• [Prompt]
Give the data again, word for word.

• [Material for this exercise]
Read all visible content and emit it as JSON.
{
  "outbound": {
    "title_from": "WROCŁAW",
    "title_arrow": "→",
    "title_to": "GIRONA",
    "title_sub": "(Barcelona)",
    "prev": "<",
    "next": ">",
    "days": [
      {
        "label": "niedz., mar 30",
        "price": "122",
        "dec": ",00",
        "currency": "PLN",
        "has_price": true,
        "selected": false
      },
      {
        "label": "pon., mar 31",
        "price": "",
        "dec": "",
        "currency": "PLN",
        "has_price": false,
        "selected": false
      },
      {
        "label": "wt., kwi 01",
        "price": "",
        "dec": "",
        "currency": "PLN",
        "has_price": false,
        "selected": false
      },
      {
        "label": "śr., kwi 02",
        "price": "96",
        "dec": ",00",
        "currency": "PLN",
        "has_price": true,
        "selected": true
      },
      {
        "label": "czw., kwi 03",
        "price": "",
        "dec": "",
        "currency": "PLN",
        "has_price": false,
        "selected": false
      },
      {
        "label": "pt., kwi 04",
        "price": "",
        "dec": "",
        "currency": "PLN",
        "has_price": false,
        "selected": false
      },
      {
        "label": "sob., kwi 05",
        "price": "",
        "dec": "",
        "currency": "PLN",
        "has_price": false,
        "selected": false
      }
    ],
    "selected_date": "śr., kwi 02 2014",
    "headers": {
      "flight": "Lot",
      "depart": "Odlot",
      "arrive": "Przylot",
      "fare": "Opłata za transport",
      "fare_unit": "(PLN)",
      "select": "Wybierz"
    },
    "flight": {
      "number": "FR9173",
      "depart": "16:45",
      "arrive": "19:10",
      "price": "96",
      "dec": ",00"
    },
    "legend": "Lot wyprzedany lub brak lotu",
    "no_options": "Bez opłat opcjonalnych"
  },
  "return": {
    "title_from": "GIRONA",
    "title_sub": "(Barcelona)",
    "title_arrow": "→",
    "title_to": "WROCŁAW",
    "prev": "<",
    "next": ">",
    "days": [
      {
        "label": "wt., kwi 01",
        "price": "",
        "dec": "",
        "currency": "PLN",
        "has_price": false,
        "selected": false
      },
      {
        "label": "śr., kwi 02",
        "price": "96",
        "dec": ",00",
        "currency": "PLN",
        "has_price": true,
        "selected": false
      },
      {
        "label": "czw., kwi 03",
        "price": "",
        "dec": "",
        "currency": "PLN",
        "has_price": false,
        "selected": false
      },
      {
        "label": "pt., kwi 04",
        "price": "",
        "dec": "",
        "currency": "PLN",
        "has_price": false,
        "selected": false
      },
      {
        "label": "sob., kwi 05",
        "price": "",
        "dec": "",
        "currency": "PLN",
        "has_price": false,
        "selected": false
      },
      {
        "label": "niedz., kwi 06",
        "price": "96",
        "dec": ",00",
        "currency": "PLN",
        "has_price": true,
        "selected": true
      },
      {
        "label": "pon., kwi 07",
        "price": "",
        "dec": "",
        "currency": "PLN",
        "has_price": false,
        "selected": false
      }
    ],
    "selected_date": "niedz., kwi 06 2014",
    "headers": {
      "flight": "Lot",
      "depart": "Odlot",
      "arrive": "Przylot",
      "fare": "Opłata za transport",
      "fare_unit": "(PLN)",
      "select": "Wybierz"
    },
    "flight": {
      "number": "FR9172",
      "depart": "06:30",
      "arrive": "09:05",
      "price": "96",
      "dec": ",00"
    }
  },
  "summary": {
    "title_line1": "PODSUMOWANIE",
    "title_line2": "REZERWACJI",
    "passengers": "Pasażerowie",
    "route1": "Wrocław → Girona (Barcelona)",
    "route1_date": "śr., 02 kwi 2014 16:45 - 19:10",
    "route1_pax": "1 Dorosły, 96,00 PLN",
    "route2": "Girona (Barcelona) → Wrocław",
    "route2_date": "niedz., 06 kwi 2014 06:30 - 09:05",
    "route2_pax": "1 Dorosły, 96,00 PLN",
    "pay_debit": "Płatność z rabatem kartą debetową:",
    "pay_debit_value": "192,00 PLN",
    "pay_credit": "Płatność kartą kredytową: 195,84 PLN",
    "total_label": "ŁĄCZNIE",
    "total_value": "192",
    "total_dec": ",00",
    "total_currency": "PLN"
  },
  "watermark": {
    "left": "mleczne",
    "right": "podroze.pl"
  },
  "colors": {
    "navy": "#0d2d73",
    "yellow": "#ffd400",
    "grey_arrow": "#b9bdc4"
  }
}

• [Exercise solution]
Read all visible content and emit it as JSON.
{
  "outbound": {
    "title_from": "WROCŁAW",
    "title_arrow": "→",
    "title_to": "GIRONA",
    "title_sub": "(Barcelona)",
    "prev": "<",
    "next": ">",
    "days": [
      {
        "label": "niedz., mar 30",
        "price": "122",
        "dec": ",00",
        "currency": "PLN",
        "has_price": true,
        "selected": false
      },
      {
        "label": "pon., mar 31",
        "price": "",
        "dec": "",
        "currency": "PLN",
        "has_price": false,
        "selected": false
      },
      {
        "label": "wt., kwi 01",
        "price": "",
        "dec": "",
        "currency": "PLN",
        "has_price": false,
        "selected": false
      },
      {
        "label": "śr., kwi 02",
        "price": "96",
        "dec": ",00",
        "currency": "PLN",
        "has_price": true,
        "selected": true
      },
      {
        "label": "czw., kwi 03",
        "price": "",
        "dec": "",
        "currency": "PLN",
        "has_price": false,
        "selected": false
      },
      {
        "label": "pt., kwi 04",
        "price": "",
        "dec": "",
        "currency": "PLN",
        "has_price": false,
        "selected": false
      },
      {
        "label": "sob., kwi 05",
        "price": "",
        "dec": "",
        "currency": "PLN",
        "has_price": false,
        "selected": false
      }
    ],
    "selected_date": "śr., kwi 02 2014",
    "headers": {
      "flight": "Lot",
      "depart": "Odlot",
      "arrive": "Przylot",
      "fare": "Opłata za transport",
      "fare_unit": "(PLN)",
      "select": "Wybierz"
    },
    "flight": {
      "number": "FR9173",
      "depart": "16:45",
      "arrive": "19:10",
      "price": "96",
      "dec": ",00"
    },
    "legend": "Lot wyprzedany lub brak lotu",
    "no_options": "Bez opłat opcjonalnych"
  },
  "return": {
    "title_from": "GIRONA",
    "title_sub": "(Barcelona)",
    "title_arrow": "→",
    "title_to": "WROCŁAW",
    "prev": "<",
    "next": ">",
    "days": [
      {
        "label": "wt., kwi 01",
        "price": "",
        "dec": "",
        "currency": "PLN",
        "has_price": false,
        "selected": false
      },
      {
        "label": "śr., kwi 02",
        "price": "96",
        "dec": ",00",
        "currency": "PLN",
        "has_price": true,
        "selected": false
      },
      {
        "label": "czw., kwi 03",
        "price": "",
        "dec": "",
        "currency": "PLN",
        "has_price": false,
        "selected": false
      },
      {
        "label": "pt., kwi 04",
        "price": "",
        "dec": "",
        "currency": "PLN",
        "has_price": false,
        "selected": false
      },
      {
        "label": "sob., kwi 05",
        "price": "",
        "dec": "",
        "currency": "PLN",
        "has_price": false,
        "selected": false
      },
      {
        "label": "niedz., kwi 06",
        "price": "96",
        "dec": ",00",
        "currency": "PLN",
        "has_price": true,
        "selected": true
      },
      {
        "label": "pon., kwi 07",
        "price": "",
        "dec": "",
        "currency": "PLN",
        "has_price": false,
        "selected": false
      }
    ],
    "selected_date": "niedz., kwi 06 2014",
    "headers": {
      "flight": "Lot",
      "depart": "Odlot",
      "arrive": "Przylot",
      "fare": "Opłata za transport",
      "fare_unit": "(PLN)",
      "select": "Wybierz"
    },
    "flight": {
      "number": "FR9172",
      "depart": "06:30",
      "arrive": "09:05",
      "price": "96",
      "dec": ",00"
    }
  },
  "summary": {
    "title_line1": "PODSUMOWANIE",
    "title_line2": "REZERWACJI",
    "passengers": "Pasażerowie",
    "route1": "Wrocław → Girona (Barcelona)",
    "route1_date": "śr., 02 kwi 2014 16:45 - 19:10",
    "route1_pax": "1 Dorosły, 96,00 PLN",
    "route2": "Girona (Barcelona) → Wrocław",
    "route2_date": "niedz., 06 kwi 2014 06:30 - 09:05",
    "route2_pax": "1 Dorosły, 96,00 PLN",
    "pay_debit": "Płatność z rabatem kartą debetową:",
    "pay_debit_value": "192,00 PLN",
    "pay_credit": "Płatność kartą kredytową: 195,84 PLN",
    "total_label": "ŁĄCZNIE",
    "total_value": "192",
    "total_dec": ",00",
    "total_currency": "PLN"
  },
  "watermark": {
    "left": "mleczne",
    "right": "podroze.pl"
  },
  "colors": {
    "navy": "#0d2d73",
    "yellow": "#ffd400",
    "grey_arrow": "#b9bdc4"
  }
}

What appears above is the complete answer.